§ Documento fuente:
########################################
En 2013, la Generalitat de Cataluña conmemoraba con gozo los 100 años del nacimiento de la artista con exposiciones, charlas, actuaciones y otras actividades, pero el libro publicado ese mismo año por Montse Madridejos y David Perez Merinero venía a aguar la fiesta, presentando pruebas concluyentes de que aquella gitanilla de pelo azabache había nacido en 1918 y no en 1913. Nuevos documentos de padrón revisados y testimonios directos de la época parecían confirmar que durante toda su vida La Capitana cargó con cinco años más. ¿El motivo? Seguramente, el abandono burocrático en que se encontraban los asentamientos playeros.
La niña que con apenas seis años hacía ronda por los restaurantes y cafés cantantes de la ciudad con su padre, el guitarrista José Amaya El Chino, sabía cantar, bailar y palmear, pero fue su baile enérgico y explosivo el que cautivó a entendidos y profanos.
########################################
§ Tareas pendientes:
1. ¿Concuerdan con el texto sobre La Capitana estas afirmaciones? (a) El libro de Montse Madridejos y David Perez Merinero se publicó el mismo año de la conmemoración. (b) De niña recorría los restaurantes y cafés cantantes con su madre. (c) Lo que cautivó a entendidos y profanos fue su cante. Responde sí o no a cada una y cita las palabras del texto que lo deciden.
2. Reproduce el fragmento del texto sobre La Capitana que comienza en "En 2013, la" y termina en "entendidos y profanos.".

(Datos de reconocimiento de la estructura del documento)
########################################
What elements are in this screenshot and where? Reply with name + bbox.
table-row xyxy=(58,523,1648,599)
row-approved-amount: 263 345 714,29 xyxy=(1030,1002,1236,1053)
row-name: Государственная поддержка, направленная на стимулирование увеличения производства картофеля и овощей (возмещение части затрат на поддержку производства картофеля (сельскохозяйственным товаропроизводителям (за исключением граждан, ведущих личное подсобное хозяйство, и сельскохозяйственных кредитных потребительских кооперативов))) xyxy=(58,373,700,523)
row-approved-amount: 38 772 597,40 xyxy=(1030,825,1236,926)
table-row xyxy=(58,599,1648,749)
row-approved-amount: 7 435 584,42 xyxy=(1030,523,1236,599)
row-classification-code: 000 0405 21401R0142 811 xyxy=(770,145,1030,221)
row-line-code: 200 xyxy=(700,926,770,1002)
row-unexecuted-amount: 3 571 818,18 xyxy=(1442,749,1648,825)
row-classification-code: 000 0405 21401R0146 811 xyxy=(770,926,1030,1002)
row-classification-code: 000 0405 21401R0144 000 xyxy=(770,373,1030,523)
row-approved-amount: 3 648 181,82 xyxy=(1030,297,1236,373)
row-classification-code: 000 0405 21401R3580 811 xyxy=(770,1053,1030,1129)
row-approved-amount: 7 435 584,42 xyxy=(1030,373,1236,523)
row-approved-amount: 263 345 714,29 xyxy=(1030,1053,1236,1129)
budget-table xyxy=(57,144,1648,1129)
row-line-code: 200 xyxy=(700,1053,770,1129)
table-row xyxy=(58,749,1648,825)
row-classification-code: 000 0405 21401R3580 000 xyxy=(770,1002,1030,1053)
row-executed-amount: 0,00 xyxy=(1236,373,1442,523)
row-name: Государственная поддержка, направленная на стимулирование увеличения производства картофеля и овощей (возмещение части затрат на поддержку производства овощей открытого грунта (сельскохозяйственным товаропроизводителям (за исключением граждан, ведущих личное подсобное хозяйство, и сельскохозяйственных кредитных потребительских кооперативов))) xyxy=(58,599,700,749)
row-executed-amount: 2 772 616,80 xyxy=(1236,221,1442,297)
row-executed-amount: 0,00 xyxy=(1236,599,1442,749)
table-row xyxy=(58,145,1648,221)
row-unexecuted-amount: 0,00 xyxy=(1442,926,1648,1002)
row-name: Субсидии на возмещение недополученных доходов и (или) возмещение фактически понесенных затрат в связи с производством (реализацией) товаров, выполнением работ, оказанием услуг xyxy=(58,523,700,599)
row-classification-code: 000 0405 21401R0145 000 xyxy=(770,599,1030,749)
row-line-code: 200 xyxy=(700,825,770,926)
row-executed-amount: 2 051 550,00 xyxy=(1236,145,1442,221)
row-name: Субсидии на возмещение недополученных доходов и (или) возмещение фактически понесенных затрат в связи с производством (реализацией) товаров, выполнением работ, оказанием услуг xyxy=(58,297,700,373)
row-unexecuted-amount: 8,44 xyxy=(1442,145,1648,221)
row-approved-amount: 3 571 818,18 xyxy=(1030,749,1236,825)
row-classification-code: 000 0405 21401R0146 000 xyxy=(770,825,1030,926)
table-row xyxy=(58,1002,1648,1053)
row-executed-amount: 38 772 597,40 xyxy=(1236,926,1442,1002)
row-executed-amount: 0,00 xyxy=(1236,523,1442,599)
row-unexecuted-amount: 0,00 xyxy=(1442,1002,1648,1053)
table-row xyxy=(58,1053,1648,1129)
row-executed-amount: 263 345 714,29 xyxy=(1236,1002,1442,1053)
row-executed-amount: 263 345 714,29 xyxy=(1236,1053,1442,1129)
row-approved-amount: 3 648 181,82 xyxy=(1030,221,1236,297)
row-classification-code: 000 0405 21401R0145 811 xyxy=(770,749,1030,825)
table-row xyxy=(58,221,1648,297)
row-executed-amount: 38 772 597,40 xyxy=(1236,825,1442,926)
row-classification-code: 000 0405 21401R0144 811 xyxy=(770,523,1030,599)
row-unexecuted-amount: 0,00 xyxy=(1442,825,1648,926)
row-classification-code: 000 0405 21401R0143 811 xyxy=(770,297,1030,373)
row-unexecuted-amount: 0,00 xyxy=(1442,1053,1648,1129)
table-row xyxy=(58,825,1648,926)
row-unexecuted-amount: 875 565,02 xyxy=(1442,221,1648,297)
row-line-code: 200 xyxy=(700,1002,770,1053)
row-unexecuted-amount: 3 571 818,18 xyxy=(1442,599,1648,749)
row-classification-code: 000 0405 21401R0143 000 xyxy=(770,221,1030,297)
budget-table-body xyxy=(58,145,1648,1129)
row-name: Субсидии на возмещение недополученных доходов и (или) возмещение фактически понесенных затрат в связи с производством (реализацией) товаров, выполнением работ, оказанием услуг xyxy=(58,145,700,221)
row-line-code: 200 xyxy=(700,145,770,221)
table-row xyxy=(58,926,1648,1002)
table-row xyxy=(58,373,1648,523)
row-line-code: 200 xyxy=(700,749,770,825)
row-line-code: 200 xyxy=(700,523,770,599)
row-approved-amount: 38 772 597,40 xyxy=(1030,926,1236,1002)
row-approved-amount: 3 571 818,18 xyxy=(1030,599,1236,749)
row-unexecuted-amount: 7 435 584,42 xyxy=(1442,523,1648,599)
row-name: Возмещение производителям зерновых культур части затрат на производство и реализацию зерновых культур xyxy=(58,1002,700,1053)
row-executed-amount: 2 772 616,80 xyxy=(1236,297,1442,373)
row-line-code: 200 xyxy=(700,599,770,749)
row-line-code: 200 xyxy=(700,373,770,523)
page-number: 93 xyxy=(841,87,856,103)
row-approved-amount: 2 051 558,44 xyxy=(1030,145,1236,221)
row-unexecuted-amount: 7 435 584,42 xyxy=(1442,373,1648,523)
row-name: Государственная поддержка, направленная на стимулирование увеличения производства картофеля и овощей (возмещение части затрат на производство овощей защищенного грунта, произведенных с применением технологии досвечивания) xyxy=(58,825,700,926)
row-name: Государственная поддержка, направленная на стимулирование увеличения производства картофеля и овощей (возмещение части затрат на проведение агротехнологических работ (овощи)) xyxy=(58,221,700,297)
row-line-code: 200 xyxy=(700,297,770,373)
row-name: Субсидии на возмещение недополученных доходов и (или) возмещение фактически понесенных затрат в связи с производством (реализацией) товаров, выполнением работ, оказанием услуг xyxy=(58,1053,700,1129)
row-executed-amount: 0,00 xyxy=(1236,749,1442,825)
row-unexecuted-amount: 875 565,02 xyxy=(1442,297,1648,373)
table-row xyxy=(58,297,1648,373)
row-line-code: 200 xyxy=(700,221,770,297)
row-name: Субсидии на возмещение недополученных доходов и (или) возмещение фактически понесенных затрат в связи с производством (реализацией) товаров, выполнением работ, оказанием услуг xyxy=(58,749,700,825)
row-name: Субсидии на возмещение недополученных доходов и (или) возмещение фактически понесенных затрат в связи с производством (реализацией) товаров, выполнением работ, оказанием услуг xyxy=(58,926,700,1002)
########################################
§ Soluciones por tarea:
1.
(a) Sí: "el libro publicado ese mismo año por Montse Madridejos y David Perez Merinero".
(b) No: "con su padre, el guitarrista José Amaya El Chino".
(c) No: "fue su baile enérgico y explosivo el que cautivó a entendidos y profanos".

2.
En 2013, la Generalitat de Cataluña conmemoraba con gozo los 100 años del nacimiento de la artista con exposiciones, charlas, actuaciones y otras actividades, pero el libro publicado ese mismo año por Montse Madridejos y David Perez Merinero venía a aguar la fiesta, presentando pruebas concluyentes de que aquella gitanilla de pelo azabache había nacido en 1918 y no en 1913. Nuevos documentos de padrón revisados y testimonios directos de la época parecían confirmar que durante toda su vida La Capitana cargó con cinco años más. ¿El motivo? Seguramente, el abandono burocrático en que se encontraban los asentamientos playeros.
La niña que con apenas seis años hacía ronda por los restaurantes y cafés cantantes de la ciudad con su padre, el guitarrista José Amaya El Chino, sabía cantar, bailar y palmear, pero fue su baile enérgico y explosivo el que cautivó a entendidos y profanos.